───── GIVEN TEXT ─────

Here we can see Synopsys DC has chosen to use a different version of the parallel-prefix adder which is now optimized for both area and speed.

We can also look compare the critical path; you should be able to see that the design with the shorter clock period has many fewer levels of logic on the critical path.

% cd $TOPDIR/asic
% cat build-sec03-regincr/04-cadence-innovus-pnr/timing-setup.rpt
% cat build-sec03-regincr-decrease-clk/04-cadence-innovus-pnr/timing-setup.rpt

3.1. Flattening the Design

Let's modify our scripts to flatten our design and see how this impacts various metrics. We can run pyhflow to instantiate the flow scripts and then modify these flow scripts in the build directory. Use the shortest clock period that still meets timing from the previous case study.

% mkdir -p $TOPDIR/asic/build-sec03-regincr-flatten
% cd $TOPDIR/asic/build-sec03-regincr-flatten
% pyhflow --one-test --clock_period=0.400 ../designs/sec03-regincr.yml
% code 02-synopsys-dc-synth/run.tcl

Where XX is the shortest clock period which meets timing. We are currently using the following command in 02-synopsys-dc-synth/run.tcl to synthesize our design.

compile_ultra -no_autoungroup -gate_clock

Change this by removing -no_autoungroup.

compile_ultra -gate_clock

Now run the flow.

% cd $TOPDIR/asic/build-sec03-regincr-flatten
% ./run-flow

Revisit the post-synthesis gate-level netlist without flattening.

% cd $TOPDIR/asic
% less build-sec03-regincr-decrease-clk/02-synopsys-dc-synth/post-synth.v

Notice how the original gate-level netlist preserves the logical hierarchy. Now look at the post-synthesis gate-level netlist with flattening.

% cd $TOPDIR/asic
% less build-sec03-regincr-flatten/02-synopsys-dc-synth/post-synth.v

Now notice who all of the logical hierarchy is gone and all of the gates are in a single "flat" module. Compare the area without and with flattening.

% cd $TOPDIR/asic
% cat build-sec03-regincr-decrease-clk/04-cadence-innovus-pnr/area.rpt
% cat build-sec03-regincr-flatten/04-cadence-innovus-pnr/area.rpt

Because the flattened module lacks logical hierarchy we cannot see the hierarchical breakdown. The advantage of flattening is that it can improve the area and also potentially enable a shorter clock period, but the disadvantage is that it significantly complicates our ability to deeply understand the area, energy, and timing of our designs and thus effectively explore an entire design space. So we will primarily turn off flattening in this course.

Note that if we wanted to make it easier to experiment with flattening, we could modify the synthesis step template like this:

{% if flatten is defined and flatten %}
compile_ultra -gate_clock
{% else %}
compile_ultra -no_autoungroup -gate_clock
{% endif %}

Then in your design YAML file you can add this to control whether flattening is turned on or off; or we can specify the value of the flatten parameter as a pyhflow command line option (i.e., with --flatten=true).

flatten : true

Students should feel free to modify the step templates and/or the design YAML files for their labs and/or projects to experiment with the ASIC flow.

─────

In the flattening text above, which option is removed from the compile_ultra command to flatten the design?

───── STORED DATA ─────

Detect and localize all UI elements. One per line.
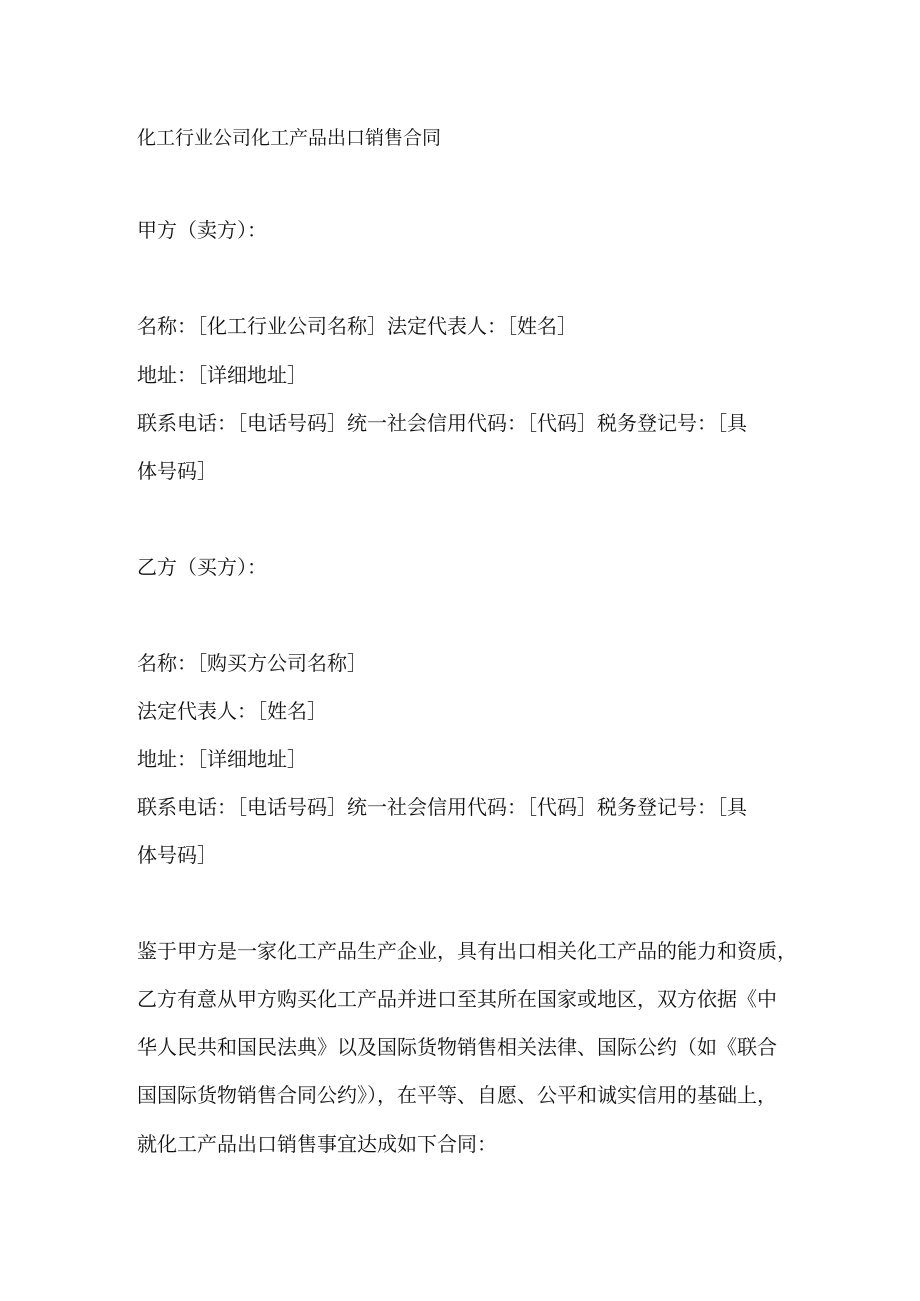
- preamble-line: 乙方有意从甲方购买化工产品并进口至其所在国家或地区，双方依据《中: [137, 987, 777, 1011]
- preamble-line: 鉴于甲方是一家化工产品生产企业，具有出口相关化工产品的能力和资质，: [137, 939, 797, 963]
- party-a-address-line: 地址：［详细地址］: [137, 363, 307, 387]
- party-a-contact-line: 联系电话：［电话号码］统一社会信用代码：［代码］税务登记号：［具: [137, 411, 747, 435]
- party-b-representative-line: 法定代表人：［姓名］: [137, 699, 327, 723]
- party-b-contact-line-cont: 体号码］: [137, 843, 217, 867]
- document-title: 化工行业公司化工产品出口销售合同: [137, 127, 442, 149]
- preamble-line: 就化工产品出口销售事宜达成如下合同：: [137, 1132, 497, 1156]
- preamble-line: 国国际货物销售合同公约》），在平等、自愿、公平和诚实信用的基础上，: [137, 1083, 777, 1107]
- preamble-line: 华人民共和国民法典》以及国际货物销售相关法律、国际公约（如《联合: [137, 1035, 777, 1059]
- party-a-heading: 甲方（卖方）：: [137, 218, 267, 242]
- party-a-contact-line-cont: 体号码］: [137, 459, 217, 483]
- party-a-name-line: 名称：［化工行业公司名称］法定代表人：［姓名］: [137, 314, 577, 338]
- party-b-heading: 乙方（买方）：: [137, 555, 267, 579]
- party-b-contact-line: 联系电话：［电话号码］统一社会信用代码：［代码］税务登记号：［具: [137, 795, 747, 819]
- party-b-name-line: 名称：［购买方公司名称］: [137, 651, 367, 675]
- party-b-address-line: 地址：［详细地址］: [137, 747, 307, 771]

─────

_RESULT OF THE EXERCISE_.
-no_autoungroup